Dataset excerpts
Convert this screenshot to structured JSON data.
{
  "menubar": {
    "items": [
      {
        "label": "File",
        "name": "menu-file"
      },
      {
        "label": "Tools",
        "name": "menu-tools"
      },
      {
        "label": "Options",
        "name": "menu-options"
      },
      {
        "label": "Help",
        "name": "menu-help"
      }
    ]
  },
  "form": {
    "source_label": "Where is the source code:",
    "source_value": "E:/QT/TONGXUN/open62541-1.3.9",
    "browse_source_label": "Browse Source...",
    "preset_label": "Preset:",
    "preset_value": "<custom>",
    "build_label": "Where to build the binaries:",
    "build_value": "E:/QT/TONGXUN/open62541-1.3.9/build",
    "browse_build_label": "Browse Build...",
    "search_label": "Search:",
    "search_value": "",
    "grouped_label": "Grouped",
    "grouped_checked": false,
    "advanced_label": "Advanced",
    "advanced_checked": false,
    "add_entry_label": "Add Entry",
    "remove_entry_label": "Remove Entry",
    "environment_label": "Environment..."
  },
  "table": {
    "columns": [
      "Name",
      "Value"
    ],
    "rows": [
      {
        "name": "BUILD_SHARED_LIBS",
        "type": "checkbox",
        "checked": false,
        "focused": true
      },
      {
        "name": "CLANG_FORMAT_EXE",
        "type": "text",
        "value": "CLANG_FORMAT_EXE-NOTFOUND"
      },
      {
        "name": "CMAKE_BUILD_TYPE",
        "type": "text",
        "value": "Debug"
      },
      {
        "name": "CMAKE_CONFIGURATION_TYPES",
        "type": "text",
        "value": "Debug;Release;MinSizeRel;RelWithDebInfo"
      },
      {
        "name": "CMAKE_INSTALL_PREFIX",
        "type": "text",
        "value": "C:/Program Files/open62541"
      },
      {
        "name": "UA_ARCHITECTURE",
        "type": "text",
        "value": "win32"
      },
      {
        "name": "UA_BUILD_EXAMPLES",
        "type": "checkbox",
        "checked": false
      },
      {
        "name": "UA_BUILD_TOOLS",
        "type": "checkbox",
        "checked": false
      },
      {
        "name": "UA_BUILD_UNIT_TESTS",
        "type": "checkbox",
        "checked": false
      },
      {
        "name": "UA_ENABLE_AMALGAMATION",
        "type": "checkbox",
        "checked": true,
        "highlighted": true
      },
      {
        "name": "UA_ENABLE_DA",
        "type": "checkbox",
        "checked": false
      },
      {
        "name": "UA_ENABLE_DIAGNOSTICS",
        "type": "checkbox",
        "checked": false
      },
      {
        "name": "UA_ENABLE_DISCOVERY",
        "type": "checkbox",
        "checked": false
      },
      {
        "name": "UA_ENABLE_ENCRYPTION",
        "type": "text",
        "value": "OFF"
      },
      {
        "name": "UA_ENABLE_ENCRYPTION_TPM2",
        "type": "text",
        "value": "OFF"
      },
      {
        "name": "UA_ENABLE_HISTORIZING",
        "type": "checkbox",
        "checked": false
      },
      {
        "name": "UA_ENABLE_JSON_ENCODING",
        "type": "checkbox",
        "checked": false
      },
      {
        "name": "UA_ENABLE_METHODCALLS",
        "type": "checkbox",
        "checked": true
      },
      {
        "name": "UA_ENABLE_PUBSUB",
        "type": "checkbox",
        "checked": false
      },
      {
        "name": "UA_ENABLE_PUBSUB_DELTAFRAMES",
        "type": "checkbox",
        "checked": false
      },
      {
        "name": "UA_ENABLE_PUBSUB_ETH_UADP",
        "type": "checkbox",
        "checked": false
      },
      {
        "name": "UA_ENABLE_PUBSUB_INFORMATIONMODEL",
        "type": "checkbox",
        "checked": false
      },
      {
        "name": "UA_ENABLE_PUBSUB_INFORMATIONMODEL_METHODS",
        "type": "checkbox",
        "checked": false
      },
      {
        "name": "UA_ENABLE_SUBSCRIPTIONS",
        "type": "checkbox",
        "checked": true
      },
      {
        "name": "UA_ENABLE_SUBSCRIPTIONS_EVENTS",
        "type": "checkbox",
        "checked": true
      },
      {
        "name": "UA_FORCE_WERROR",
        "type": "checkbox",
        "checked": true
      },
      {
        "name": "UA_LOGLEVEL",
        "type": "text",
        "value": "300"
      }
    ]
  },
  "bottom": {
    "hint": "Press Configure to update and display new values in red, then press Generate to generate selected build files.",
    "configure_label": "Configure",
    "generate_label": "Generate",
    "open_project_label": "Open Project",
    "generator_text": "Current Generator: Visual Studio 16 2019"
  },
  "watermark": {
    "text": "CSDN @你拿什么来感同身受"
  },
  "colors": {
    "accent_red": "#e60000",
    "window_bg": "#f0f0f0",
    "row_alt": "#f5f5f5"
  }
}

**SHORT TASK**
Show every line that contains the word "Configure".

**ANSWER IN FULL**
    "hint": "Press Configure to update and display new values in red, then press Generate to generate selected build files.",
    "configure_label": "Configure",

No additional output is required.